_REQUIRED TASK_
Return every line of the items unchanged, from the first line up to and including the line with "option-line: D．Ask about".
+-------+
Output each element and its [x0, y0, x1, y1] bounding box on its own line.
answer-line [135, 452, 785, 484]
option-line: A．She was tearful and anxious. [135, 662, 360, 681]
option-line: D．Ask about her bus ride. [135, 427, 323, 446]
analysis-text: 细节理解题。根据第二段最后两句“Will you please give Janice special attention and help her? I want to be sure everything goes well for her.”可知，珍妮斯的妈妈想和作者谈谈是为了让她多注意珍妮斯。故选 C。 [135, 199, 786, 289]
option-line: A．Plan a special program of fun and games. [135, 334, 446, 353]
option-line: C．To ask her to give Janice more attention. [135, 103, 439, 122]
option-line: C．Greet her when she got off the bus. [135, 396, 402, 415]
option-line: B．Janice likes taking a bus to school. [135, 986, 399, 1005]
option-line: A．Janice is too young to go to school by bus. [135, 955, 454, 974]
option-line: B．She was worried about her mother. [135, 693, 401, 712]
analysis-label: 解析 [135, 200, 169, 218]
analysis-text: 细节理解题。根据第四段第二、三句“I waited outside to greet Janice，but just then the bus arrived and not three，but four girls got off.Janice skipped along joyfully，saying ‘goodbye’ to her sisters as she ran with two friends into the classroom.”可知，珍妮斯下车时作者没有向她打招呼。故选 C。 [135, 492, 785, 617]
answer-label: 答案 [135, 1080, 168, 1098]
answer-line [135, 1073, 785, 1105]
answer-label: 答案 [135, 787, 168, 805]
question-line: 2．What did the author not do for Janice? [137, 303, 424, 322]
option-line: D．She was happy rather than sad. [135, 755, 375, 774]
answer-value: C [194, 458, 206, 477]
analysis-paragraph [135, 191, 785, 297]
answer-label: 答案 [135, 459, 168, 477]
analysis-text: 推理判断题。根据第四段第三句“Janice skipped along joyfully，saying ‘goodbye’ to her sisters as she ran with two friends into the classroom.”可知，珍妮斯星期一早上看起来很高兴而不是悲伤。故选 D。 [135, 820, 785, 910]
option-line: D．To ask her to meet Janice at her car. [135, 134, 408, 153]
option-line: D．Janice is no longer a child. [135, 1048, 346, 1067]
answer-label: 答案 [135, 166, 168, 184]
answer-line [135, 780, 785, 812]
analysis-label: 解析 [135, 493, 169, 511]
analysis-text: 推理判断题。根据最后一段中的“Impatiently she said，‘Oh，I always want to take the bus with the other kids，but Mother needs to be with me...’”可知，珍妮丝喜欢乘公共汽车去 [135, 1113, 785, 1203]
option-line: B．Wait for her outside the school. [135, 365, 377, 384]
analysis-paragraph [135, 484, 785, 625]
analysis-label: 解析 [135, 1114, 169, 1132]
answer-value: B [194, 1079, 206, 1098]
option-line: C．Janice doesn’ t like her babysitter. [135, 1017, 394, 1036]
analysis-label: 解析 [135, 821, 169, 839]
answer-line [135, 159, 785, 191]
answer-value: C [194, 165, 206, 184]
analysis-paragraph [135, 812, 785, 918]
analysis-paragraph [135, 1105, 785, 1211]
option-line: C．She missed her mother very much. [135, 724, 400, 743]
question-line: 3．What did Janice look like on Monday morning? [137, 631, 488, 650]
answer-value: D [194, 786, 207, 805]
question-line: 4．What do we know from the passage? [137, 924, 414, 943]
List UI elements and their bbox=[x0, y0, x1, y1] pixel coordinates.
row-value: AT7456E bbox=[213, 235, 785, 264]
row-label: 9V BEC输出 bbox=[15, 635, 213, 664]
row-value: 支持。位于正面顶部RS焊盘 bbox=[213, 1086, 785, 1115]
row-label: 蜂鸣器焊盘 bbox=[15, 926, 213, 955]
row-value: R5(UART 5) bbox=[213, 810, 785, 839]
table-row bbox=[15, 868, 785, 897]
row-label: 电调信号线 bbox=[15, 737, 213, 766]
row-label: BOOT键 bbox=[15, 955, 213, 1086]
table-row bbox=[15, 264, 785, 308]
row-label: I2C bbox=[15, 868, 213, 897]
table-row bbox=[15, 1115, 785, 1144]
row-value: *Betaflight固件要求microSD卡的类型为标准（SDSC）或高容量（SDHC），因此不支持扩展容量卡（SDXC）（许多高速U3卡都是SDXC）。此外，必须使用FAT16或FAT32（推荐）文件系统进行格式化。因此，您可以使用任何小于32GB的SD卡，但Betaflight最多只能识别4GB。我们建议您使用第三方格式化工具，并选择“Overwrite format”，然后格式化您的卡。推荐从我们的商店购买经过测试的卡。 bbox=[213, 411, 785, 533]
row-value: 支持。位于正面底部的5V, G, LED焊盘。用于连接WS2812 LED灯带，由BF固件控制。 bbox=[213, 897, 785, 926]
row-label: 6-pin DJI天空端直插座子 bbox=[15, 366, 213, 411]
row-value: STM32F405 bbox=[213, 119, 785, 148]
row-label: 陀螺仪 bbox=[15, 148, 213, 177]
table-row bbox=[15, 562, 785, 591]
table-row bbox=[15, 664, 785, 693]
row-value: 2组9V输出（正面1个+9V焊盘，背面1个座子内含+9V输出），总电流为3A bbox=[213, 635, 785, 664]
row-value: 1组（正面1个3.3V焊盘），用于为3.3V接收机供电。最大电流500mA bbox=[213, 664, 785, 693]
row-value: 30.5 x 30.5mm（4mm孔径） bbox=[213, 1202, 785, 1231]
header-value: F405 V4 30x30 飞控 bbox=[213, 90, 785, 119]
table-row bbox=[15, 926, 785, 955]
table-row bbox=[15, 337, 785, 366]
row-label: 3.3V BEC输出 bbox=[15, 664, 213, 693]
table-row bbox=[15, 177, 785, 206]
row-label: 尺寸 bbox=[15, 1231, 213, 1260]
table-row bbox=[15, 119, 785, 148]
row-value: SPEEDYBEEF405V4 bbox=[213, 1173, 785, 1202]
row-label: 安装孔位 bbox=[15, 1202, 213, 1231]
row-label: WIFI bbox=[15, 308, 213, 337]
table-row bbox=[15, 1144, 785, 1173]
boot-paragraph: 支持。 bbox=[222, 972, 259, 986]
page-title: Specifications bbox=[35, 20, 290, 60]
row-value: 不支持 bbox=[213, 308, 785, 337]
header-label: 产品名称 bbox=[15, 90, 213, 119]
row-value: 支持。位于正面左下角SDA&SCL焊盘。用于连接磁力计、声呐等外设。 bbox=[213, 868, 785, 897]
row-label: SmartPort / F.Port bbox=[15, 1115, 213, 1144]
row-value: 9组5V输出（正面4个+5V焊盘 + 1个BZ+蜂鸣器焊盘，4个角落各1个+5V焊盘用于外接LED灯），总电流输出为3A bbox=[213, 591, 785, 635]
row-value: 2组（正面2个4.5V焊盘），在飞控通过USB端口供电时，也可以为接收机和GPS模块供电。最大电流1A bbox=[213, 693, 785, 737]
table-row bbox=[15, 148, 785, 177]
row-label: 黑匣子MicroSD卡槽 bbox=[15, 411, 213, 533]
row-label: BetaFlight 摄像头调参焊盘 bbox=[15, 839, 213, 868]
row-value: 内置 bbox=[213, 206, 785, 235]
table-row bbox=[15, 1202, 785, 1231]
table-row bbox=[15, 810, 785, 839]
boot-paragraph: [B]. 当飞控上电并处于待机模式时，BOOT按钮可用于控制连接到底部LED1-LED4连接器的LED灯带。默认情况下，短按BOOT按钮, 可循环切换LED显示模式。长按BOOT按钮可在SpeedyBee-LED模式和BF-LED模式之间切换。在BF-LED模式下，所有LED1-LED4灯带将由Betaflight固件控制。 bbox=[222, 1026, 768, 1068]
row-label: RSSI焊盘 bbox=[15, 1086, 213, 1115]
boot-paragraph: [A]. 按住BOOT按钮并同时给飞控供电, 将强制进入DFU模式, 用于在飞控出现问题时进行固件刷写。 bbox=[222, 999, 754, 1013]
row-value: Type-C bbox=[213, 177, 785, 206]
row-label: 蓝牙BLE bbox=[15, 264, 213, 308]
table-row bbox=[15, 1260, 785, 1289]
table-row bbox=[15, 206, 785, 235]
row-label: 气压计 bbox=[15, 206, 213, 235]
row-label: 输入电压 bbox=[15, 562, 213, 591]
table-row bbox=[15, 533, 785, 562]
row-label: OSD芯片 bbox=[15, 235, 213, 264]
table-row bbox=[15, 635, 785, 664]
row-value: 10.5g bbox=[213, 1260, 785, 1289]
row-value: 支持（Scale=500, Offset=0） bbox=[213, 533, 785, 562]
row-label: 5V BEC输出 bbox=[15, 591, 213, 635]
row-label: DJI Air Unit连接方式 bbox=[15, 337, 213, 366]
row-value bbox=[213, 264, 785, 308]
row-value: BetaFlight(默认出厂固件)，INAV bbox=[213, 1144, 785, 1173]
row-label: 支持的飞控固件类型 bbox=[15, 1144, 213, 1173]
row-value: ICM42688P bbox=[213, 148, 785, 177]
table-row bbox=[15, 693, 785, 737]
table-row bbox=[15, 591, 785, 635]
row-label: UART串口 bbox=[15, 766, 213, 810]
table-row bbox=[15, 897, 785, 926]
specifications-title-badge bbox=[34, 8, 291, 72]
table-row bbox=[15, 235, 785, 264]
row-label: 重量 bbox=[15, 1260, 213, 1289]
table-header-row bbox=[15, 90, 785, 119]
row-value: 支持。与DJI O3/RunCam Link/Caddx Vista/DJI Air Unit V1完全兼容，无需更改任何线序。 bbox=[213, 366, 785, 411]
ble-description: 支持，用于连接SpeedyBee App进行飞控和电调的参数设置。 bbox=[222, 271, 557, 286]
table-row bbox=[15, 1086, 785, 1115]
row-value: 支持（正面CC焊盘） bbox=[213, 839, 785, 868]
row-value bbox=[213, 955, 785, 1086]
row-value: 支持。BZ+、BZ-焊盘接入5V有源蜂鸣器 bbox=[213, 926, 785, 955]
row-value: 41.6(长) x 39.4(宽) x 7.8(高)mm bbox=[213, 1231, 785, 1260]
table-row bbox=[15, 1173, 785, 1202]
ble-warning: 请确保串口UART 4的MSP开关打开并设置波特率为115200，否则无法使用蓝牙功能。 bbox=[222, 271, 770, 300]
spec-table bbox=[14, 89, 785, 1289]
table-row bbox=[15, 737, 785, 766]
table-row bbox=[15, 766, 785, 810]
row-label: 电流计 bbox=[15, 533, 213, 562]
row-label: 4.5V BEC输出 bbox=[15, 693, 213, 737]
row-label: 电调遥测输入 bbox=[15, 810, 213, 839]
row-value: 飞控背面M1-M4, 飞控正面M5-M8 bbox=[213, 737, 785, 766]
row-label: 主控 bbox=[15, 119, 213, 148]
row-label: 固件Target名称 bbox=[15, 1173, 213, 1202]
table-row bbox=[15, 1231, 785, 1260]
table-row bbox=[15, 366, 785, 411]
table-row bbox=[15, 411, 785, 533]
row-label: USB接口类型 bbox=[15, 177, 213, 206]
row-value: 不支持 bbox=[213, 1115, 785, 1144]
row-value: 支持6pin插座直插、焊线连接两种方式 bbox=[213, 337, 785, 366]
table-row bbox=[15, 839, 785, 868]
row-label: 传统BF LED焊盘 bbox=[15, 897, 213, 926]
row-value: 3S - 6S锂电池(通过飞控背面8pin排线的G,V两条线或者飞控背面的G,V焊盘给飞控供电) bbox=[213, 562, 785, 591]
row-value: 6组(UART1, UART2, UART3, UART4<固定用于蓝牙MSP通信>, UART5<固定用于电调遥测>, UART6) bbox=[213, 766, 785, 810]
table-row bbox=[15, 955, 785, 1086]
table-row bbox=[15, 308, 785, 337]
+-------+
_TASK OUTPUT_
Output each element and its [x0, y0, x1, y1] bounding box on its own line.
answer-line [135, 452, 785, 484]
option-line: A．She was tearful and anxious. [135, 662, 360, 681]
option-line: D．Ask about her bus ride. [135, 427, 323, 446]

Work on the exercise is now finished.